■ **DATASET RECORDS**

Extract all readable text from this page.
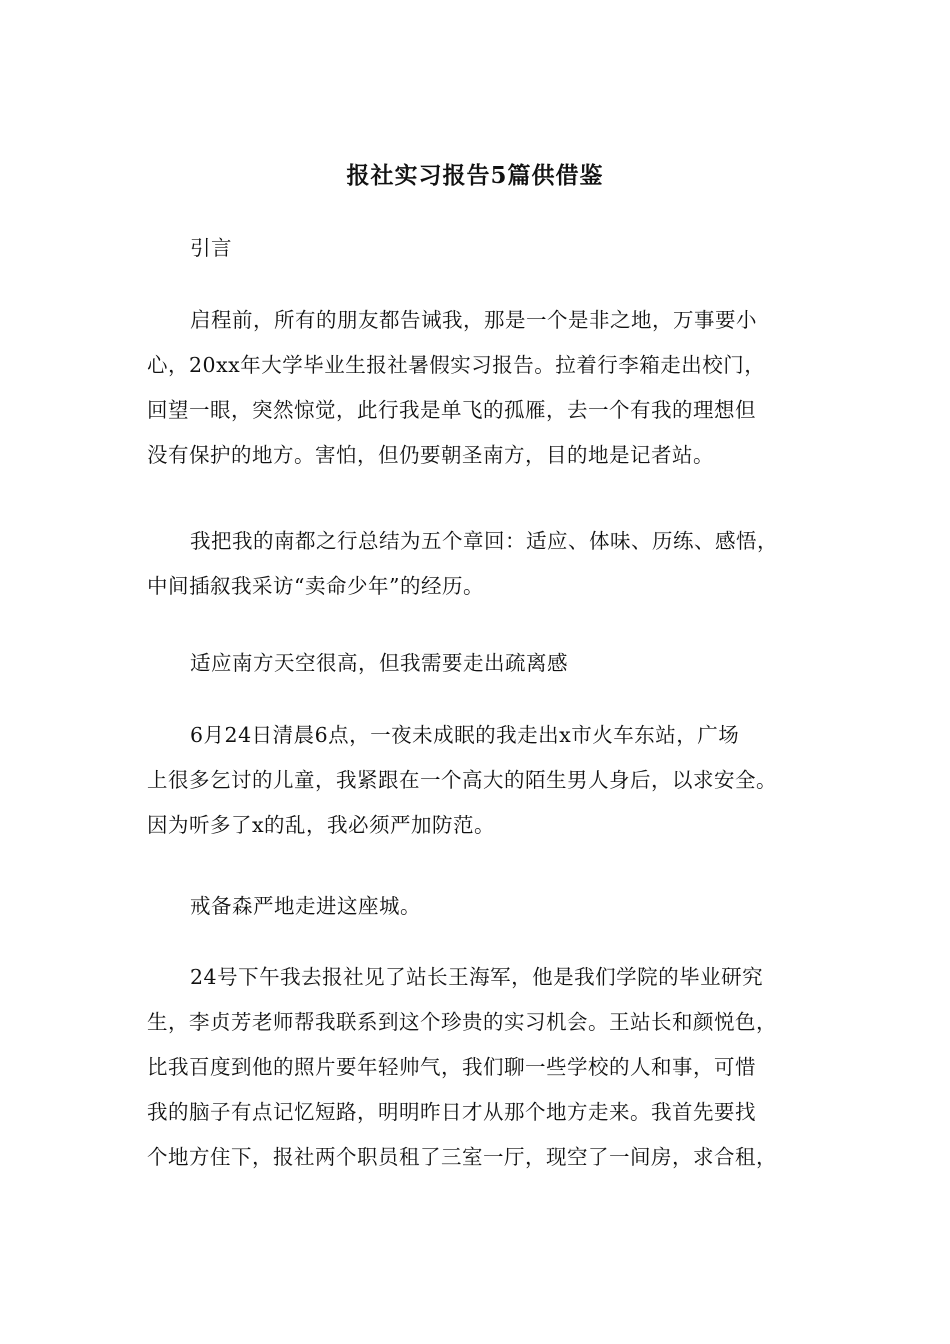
报社实习报告5篇供借鉴
引言
启程前，所有的朋友都告诫我，那是一个是非之地，万事要小
心，20xx年大学毕业生报社暑假实习报告。拉着行李箱走出校门，
回望一眼，突然惊觉，此行我是单飞的孤雁，去一个有我的理想但
没有保护的地方。害怕，但仍要朝圣南方，目的地是记者站。
我把我的南都之行总结为五个章回：适应、体味、历练、感悟，
中间插叙我采访“卖命少年”的经历。
适应南方天空很高，但我需要走出疏离感
6月24日清晨6点，一夜未成眠的我走出x市火车东站，广场
上很多乞讨的儿童，我紧跟在一个高大的陌生男人身后，以求安全。
因为听多了x的乱，我必须严加防范。
戒备森严地走进这座城。
24号下午我去报社见了站长王海军，他是我们学院的毕业研究
生，李贞芳老师帮我联系到这个珍贵的实习机会。王站长和颜悦色，
比我百度到他的照片要年轻帅气，我们聊一些学校的人和事，可惜
我的脑子有点记忆短路，明明昨日才从那个地方走来。我首先要找
个地方住下，报社两个职员租了三室一厅，现空了一间房，求合租，
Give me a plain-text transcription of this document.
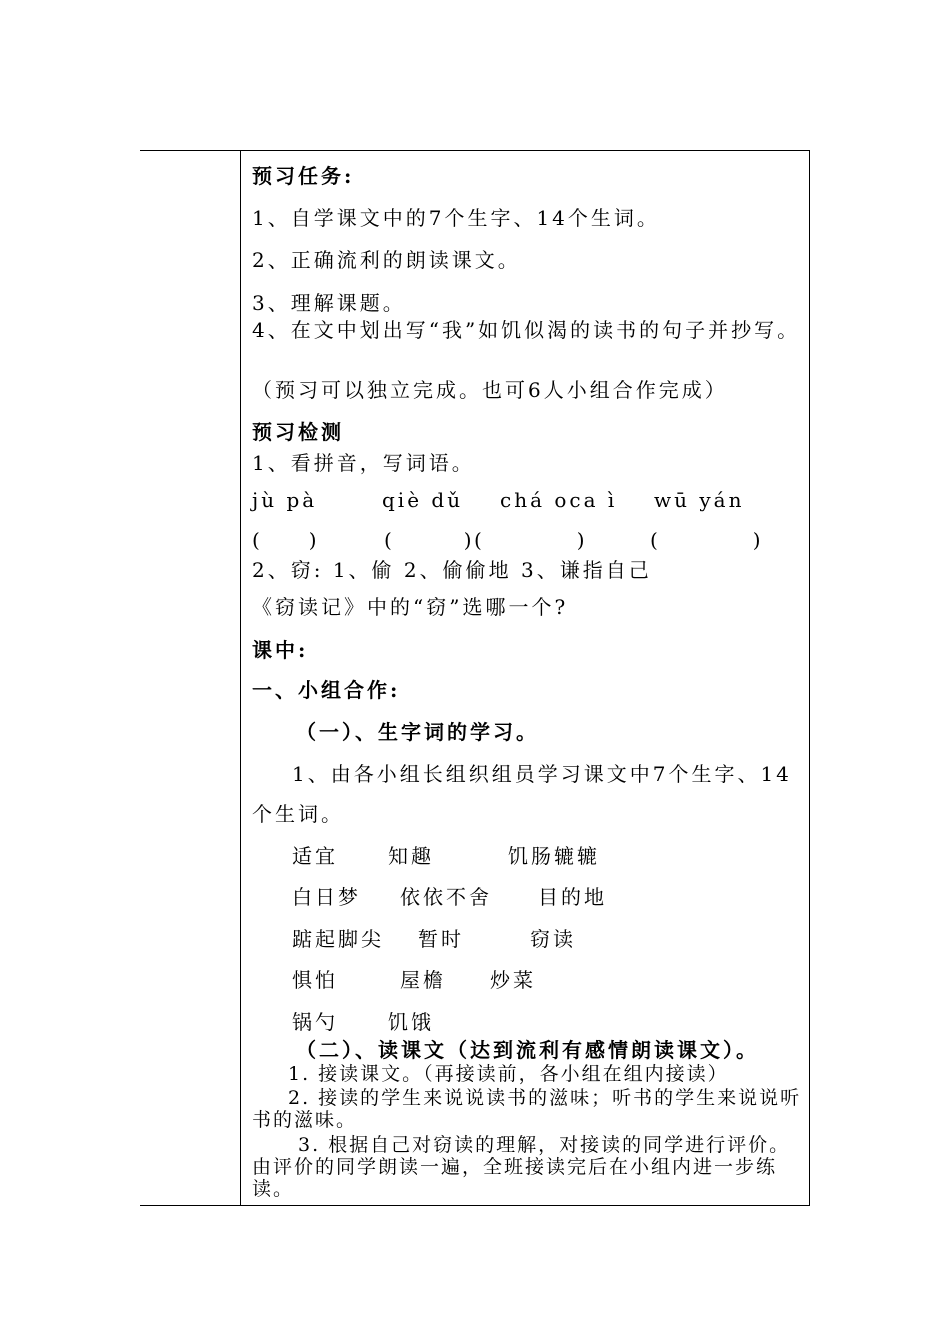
预习任务:
1、自学课文中的7个生字、14个生词。
2、正确流利的朗读课文。
3、理解课题。
4、在文中划出写“我”如饥似渴的读书的句子并抄写。
（预习可以独立完成。也可6人小组合作完成）
预习检测
1、看拼音，写词语。
jù pà	qiè dǔ chá oca ì wū yán
(　　)	(　　　) (　　　　)	(　　　　)
2、窃: 1、偷 2、偷偷地 3、谦指自己
《窃读记》中的“窃”选哪一个?
课中:
一、小组合作:
（一）、生字词的学习。
1、由各小组长组织组员学习课文中7个生字、14
个生词。
适宜	知趣	饥肠辘辘
白日梦 依依不舍 目的地
踮起脚尖 暂时	窃读
惧怕	屋檐 炒菜
锅勺	饥饿
（二）、读课文（达到流利有感情朗读课文）。
1. 接读课文。（再接读前，各小组在组内接读）
2. 接读的学生来说说读书的滋味；听书的学生来说说听书的滋味。
3. 根据自己对窃读的理解，对接读的同学进行评价。由评价的同学朗读一遍，全班接读完后在小组内进一步练读。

■ **EXERCISE**
Quote the material above exactly, from the line holding "Give me a plain-text" through its last line, including both. Omit the pictures.

■ **RESPONSE TO THE TASK**
Give me a plain-text transcription of this document.
预习任务:
1、自学课文中的7个生字、14个生词。
2、正确流利的朗读课文。
3、理解课题。
4、在文中划出写“我”如饥似渴的读书的句子并抄写。
（预习可以独立完成。也可6人小组合作完成）
预习检测
1、看拼音，写词语。
jù pà	qiè dǔ chá oca ì wū yán
(　　)	(　　　) (　　　　)	(　　　　)
2、窃: 1、偷 2、偷偷地 3、谦指自己
《窃读记》中的“窃”选哪一个?
课中:
一、小组合作:
（一）、生字词的学习。
1、由各小组长组织组员学习课文中7个生字、14
个生词。
适宜	知趣	饥肠辘辘
白日梦 依依不舍 目的地
踮起脚尖 暂时	窃读
惧怕	屋檐 炒菜
锅勺	饥饿
（二）、读课文（达到流利有感情朗读课文）。
1. 接读课文。（再接读前，各小组在组内接读）
2. 接读的学生来说说读书的滋味；听书的学生来说说听书的滋味。
3. 根据自己对窃读的理解，对接读的同学进行评价。由评价的同学朗读一遍，全班接读完后在小组内进一步练读。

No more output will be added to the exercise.